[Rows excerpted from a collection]
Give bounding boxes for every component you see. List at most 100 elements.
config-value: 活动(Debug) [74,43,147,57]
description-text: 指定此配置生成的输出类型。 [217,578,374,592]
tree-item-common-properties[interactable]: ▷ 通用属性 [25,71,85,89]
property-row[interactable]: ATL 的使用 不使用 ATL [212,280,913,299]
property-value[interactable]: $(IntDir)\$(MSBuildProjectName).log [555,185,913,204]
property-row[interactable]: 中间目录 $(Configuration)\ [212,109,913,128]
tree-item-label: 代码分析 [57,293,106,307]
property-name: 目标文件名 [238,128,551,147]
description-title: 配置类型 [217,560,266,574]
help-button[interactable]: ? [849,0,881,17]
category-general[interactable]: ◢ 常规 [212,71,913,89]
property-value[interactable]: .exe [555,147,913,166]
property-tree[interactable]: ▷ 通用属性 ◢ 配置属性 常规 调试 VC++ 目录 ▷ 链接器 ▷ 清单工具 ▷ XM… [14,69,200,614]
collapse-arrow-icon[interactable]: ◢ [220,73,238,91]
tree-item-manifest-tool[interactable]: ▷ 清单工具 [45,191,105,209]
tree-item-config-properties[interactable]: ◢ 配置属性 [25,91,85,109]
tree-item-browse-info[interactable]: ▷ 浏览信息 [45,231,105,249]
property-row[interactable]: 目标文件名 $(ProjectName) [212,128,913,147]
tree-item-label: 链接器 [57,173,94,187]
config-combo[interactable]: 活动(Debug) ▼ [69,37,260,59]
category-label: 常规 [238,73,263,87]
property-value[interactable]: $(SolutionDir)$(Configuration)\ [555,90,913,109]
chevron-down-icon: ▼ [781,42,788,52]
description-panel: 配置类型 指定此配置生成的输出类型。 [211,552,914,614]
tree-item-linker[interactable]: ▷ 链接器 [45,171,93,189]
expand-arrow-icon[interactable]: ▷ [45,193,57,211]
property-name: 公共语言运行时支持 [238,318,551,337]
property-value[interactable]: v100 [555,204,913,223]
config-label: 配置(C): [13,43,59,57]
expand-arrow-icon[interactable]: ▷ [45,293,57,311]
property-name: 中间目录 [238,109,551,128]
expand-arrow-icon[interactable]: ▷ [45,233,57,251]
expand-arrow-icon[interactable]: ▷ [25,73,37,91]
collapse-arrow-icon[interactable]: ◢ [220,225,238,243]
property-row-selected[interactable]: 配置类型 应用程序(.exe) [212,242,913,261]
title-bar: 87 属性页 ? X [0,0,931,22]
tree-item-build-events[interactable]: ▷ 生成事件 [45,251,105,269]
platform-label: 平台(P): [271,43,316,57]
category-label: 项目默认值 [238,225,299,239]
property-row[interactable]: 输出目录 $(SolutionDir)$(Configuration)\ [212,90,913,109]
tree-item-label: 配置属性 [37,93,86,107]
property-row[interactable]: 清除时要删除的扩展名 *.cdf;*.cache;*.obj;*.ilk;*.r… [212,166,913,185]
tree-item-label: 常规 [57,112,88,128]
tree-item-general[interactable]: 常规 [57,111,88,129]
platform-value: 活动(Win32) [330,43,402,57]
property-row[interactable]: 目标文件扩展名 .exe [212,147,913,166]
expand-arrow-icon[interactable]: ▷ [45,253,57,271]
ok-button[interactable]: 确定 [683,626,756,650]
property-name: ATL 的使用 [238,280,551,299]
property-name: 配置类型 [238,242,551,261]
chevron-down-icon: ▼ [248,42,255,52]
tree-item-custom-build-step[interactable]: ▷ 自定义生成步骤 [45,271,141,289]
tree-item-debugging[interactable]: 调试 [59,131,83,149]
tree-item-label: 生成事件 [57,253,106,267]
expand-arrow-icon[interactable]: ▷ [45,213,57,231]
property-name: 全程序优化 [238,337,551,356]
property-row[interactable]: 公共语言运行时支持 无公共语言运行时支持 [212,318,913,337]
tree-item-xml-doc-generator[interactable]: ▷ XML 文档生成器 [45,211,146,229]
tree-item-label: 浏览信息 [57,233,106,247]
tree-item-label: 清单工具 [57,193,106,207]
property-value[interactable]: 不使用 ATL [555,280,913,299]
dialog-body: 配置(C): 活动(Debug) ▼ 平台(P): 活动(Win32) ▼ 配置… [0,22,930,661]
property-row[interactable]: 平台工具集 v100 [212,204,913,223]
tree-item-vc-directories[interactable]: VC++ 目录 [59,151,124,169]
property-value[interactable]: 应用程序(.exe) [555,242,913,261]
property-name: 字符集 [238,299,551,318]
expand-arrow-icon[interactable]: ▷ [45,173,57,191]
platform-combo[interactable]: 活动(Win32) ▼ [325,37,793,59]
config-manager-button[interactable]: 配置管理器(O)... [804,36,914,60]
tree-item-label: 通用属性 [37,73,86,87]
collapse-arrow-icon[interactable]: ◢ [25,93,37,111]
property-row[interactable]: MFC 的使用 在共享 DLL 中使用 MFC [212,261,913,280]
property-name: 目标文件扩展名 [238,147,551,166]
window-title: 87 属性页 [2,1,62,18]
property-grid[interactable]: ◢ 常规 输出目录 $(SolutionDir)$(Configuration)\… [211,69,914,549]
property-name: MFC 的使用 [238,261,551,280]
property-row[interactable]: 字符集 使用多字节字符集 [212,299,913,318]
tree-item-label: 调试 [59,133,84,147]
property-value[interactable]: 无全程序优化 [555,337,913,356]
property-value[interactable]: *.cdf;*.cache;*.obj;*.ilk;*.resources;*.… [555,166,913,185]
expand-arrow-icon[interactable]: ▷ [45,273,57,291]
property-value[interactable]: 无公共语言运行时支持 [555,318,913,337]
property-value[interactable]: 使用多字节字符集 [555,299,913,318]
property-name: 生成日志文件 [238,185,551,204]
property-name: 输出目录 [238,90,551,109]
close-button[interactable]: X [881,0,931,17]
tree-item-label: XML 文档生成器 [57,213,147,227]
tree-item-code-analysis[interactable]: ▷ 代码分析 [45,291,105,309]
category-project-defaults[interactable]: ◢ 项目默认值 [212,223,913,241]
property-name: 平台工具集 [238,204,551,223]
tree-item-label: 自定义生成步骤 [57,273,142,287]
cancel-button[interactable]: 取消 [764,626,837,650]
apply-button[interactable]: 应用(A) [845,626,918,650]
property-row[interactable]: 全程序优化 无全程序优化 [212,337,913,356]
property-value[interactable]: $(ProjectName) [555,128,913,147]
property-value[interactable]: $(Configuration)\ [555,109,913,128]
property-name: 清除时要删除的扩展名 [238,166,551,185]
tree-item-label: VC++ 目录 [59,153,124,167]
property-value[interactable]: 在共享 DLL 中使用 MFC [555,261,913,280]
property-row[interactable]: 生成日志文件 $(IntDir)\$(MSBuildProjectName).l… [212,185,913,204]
---
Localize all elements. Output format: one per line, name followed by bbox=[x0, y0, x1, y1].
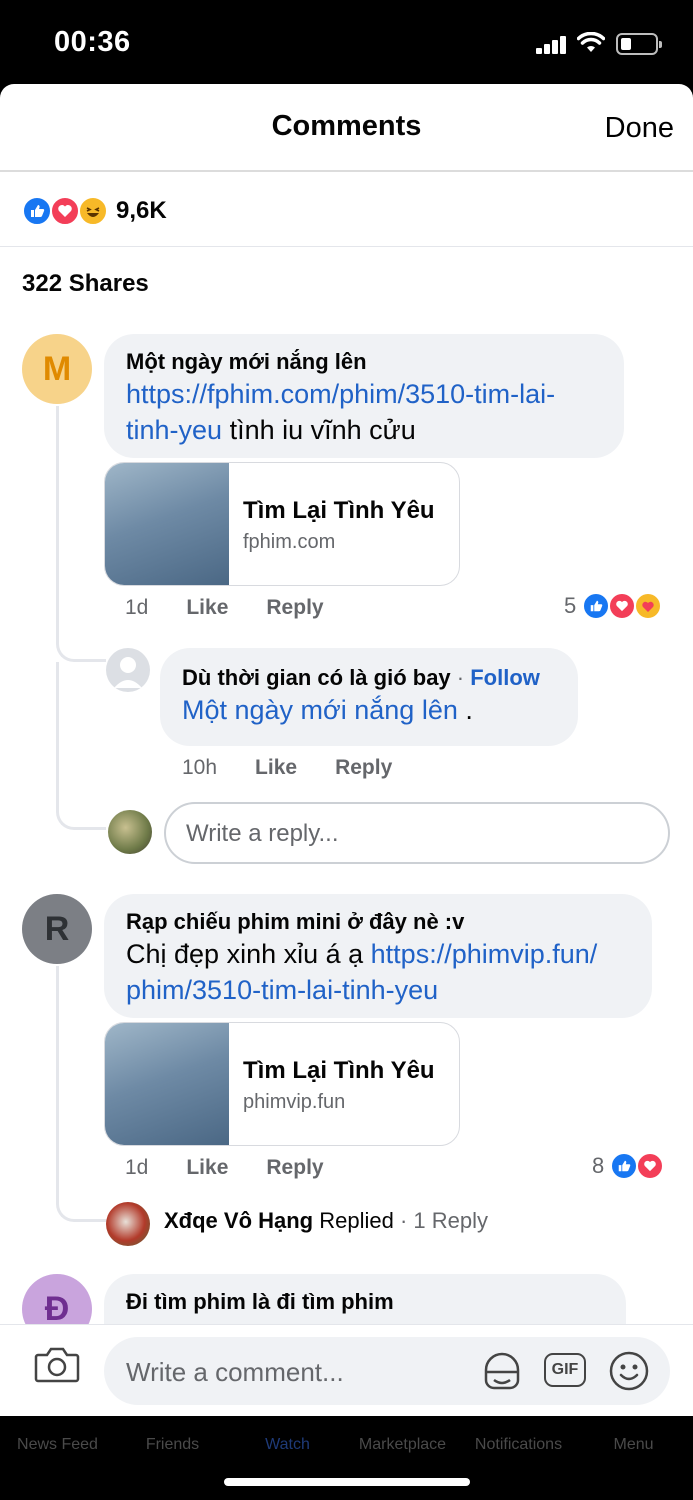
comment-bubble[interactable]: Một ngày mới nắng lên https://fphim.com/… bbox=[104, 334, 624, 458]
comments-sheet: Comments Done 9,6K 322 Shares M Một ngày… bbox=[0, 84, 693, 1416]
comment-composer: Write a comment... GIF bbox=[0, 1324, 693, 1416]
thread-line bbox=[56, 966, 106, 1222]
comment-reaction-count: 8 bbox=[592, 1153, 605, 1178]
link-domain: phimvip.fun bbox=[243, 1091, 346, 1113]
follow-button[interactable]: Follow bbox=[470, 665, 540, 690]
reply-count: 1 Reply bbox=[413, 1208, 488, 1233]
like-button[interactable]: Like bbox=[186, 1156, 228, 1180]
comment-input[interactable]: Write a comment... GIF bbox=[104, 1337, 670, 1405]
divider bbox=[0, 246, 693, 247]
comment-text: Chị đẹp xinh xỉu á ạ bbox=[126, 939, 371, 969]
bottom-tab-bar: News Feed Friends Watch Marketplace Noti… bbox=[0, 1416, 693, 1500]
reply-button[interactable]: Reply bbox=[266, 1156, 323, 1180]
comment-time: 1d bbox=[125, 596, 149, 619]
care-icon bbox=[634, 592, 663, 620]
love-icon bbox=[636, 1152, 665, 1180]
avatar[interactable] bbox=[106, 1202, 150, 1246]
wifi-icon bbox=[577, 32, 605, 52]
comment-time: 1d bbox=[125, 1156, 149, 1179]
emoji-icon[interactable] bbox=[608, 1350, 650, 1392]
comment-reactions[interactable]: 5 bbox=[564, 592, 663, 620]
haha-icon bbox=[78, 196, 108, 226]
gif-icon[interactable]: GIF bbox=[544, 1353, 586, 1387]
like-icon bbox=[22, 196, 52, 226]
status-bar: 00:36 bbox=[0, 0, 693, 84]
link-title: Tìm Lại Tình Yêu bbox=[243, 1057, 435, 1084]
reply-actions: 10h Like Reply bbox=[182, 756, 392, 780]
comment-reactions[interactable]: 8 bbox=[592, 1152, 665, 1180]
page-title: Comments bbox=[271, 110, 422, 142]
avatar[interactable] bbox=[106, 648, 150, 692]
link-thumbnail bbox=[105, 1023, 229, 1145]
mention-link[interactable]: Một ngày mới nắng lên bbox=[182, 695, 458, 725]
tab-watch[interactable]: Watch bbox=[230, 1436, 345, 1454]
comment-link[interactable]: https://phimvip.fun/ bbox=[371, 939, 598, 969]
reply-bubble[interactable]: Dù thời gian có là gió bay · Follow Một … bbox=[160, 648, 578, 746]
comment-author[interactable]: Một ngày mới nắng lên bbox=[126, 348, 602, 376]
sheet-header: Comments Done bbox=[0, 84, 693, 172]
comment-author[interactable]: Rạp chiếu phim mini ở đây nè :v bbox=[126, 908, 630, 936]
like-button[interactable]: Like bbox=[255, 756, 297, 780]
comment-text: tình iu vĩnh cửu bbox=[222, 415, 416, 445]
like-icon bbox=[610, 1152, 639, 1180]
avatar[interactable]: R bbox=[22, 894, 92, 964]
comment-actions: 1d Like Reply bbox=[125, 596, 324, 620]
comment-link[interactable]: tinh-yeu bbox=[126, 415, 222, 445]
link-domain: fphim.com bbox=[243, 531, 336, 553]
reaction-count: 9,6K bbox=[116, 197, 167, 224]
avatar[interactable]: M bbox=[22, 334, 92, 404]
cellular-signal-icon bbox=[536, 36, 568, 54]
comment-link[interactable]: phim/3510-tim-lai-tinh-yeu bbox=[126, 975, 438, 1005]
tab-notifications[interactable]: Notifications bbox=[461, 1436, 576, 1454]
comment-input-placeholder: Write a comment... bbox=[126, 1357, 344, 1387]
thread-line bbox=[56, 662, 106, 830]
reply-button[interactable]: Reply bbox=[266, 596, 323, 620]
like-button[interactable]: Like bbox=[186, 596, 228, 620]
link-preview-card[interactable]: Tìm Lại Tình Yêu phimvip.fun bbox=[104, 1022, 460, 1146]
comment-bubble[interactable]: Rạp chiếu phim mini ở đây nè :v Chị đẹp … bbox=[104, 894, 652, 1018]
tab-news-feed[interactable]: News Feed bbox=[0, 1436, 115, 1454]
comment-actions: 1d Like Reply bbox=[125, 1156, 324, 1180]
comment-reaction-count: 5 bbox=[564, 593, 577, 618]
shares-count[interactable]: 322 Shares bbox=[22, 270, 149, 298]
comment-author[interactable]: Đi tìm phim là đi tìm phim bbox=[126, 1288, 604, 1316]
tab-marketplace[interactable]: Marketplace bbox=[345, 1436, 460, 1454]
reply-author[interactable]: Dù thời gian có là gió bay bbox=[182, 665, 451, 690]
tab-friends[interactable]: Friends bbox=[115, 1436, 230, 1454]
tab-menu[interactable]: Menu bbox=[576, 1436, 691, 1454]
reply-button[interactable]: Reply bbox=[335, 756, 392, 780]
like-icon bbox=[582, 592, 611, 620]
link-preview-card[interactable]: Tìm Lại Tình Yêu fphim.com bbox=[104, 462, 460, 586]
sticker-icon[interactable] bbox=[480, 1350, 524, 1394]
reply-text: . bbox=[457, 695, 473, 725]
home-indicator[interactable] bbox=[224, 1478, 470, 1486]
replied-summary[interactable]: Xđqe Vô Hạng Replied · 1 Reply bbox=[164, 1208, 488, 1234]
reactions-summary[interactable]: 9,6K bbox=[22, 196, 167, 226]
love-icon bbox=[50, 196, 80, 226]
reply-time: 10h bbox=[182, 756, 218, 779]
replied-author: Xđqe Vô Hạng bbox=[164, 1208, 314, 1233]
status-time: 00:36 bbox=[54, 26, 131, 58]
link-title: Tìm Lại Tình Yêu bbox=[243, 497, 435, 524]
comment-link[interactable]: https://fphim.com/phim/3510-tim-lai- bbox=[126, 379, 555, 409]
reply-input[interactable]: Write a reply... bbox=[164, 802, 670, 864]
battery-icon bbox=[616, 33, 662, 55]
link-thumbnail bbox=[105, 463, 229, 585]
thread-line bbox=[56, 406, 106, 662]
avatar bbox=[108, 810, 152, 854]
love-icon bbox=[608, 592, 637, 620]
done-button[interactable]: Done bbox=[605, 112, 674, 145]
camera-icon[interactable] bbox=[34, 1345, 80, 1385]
* * *
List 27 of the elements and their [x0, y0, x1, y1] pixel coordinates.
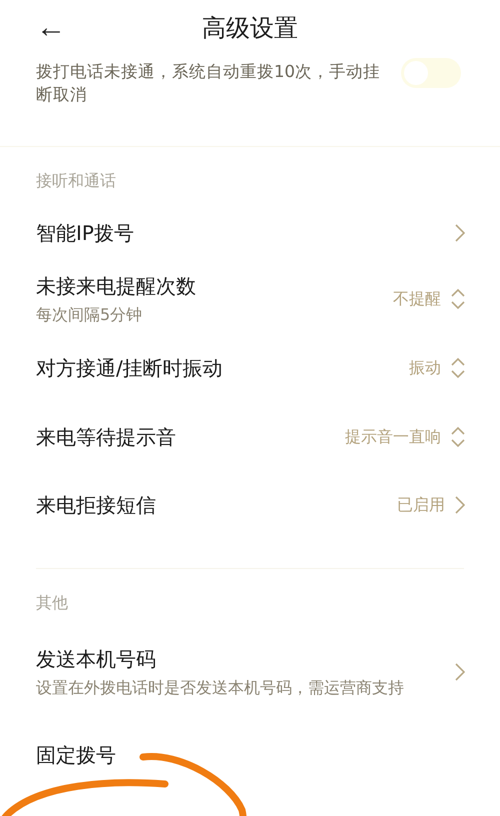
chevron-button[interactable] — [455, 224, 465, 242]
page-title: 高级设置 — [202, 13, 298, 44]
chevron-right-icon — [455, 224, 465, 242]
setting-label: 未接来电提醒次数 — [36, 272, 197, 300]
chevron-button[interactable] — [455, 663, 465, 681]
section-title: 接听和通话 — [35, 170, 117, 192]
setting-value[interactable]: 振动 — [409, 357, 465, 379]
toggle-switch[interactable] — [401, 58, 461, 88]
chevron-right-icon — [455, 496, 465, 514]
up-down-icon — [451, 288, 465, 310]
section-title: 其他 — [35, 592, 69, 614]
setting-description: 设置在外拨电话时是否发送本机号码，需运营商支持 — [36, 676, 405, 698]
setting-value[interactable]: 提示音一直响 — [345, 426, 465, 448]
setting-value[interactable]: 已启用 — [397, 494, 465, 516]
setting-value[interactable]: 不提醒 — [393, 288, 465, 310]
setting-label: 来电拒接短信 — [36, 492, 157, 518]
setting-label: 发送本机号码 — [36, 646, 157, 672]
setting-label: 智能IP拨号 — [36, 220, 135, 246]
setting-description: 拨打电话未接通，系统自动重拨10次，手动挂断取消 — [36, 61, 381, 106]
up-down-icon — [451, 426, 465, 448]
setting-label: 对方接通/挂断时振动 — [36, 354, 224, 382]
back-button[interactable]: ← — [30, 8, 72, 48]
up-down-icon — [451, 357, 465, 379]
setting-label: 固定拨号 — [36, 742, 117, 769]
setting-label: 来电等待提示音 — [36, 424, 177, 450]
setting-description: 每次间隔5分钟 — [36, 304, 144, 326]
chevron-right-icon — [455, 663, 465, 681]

The task —
Can you return, character for character, the stretch of rows from the line containing "Give bounding boxes" through the line containing "property-row[interactable]: ATL 的使用"?

Answer below —
Give bounding boxes for every component you see. List at most 100 elements.
config-value: 活动(Debug) [74,43,147,57]
description-text: 指定此配置生成的输出类型。 [217,578,374,592]
tree-item-common-properties[interactable]: ▷ 通用属性 [25,71,85,89]
property-row[interactable]: ATL 的使用 不使用 ATL [212,280,913,299]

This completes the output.